- RAW RECORDS:
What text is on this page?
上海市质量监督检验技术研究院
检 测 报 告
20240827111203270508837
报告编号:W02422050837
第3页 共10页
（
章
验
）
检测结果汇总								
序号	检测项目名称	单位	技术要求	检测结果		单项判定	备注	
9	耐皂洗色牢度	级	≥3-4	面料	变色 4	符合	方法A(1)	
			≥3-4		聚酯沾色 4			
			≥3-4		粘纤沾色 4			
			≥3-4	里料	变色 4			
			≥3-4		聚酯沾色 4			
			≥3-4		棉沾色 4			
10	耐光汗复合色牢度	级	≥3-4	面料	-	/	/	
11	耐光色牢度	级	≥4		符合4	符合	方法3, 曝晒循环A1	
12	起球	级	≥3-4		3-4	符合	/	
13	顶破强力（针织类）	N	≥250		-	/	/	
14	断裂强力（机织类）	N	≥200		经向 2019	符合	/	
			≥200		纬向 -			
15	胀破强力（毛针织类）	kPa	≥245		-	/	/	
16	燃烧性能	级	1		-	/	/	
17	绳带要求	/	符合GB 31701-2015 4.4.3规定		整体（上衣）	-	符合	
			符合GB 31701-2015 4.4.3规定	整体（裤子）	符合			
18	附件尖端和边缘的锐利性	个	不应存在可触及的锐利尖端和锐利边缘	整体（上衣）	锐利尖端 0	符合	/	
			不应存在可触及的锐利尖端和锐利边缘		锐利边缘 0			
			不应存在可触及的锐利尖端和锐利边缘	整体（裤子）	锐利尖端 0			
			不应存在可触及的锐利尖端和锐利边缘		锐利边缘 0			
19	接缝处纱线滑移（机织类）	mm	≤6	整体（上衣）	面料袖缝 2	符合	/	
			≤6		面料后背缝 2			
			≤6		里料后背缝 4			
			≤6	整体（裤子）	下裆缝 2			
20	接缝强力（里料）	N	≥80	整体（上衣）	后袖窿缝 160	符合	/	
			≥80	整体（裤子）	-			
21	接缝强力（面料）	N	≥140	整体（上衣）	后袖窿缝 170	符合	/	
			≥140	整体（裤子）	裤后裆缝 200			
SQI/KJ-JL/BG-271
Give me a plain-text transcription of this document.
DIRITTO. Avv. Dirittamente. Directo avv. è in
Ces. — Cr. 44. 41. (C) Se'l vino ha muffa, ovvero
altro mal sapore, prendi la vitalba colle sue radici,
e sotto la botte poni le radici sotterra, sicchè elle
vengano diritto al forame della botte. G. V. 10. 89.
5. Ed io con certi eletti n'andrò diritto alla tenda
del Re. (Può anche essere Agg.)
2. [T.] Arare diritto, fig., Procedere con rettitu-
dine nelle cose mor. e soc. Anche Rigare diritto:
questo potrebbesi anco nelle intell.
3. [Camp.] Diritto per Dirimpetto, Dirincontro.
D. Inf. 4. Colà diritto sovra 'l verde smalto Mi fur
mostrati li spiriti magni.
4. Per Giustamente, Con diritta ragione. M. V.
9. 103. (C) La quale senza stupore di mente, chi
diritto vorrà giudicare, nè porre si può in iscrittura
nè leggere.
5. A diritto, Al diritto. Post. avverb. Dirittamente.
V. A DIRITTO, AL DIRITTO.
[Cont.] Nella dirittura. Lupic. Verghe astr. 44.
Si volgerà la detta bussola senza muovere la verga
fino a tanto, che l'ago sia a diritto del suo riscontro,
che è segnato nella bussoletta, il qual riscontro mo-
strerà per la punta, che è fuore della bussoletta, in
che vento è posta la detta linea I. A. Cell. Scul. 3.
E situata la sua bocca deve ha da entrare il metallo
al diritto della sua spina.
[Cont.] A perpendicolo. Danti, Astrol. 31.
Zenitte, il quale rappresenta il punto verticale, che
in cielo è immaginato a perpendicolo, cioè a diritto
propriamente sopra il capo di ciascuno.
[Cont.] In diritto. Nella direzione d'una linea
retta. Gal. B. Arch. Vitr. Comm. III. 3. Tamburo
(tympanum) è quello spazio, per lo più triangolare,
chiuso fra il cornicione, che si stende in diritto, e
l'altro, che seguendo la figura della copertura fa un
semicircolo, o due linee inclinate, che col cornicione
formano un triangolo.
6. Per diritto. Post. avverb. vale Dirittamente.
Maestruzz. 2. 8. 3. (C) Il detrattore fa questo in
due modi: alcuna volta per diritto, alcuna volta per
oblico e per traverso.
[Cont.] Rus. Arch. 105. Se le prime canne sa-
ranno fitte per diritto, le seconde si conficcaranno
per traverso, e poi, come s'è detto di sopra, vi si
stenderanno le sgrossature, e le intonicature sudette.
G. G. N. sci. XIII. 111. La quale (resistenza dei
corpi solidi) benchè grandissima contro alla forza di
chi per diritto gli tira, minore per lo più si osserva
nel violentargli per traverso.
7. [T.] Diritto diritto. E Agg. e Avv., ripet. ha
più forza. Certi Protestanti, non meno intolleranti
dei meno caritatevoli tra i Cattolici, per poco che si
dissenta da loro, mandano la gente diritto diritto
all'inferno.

- SET EXERCISE: Out of the preceding entries, pull every line containing the string "avverb".

- TASK RESULT:
5. A diritto, Al diritto. Post. avverb. Dirittamente.
6. Per diritto. Post. avverb. vale Dirittamente.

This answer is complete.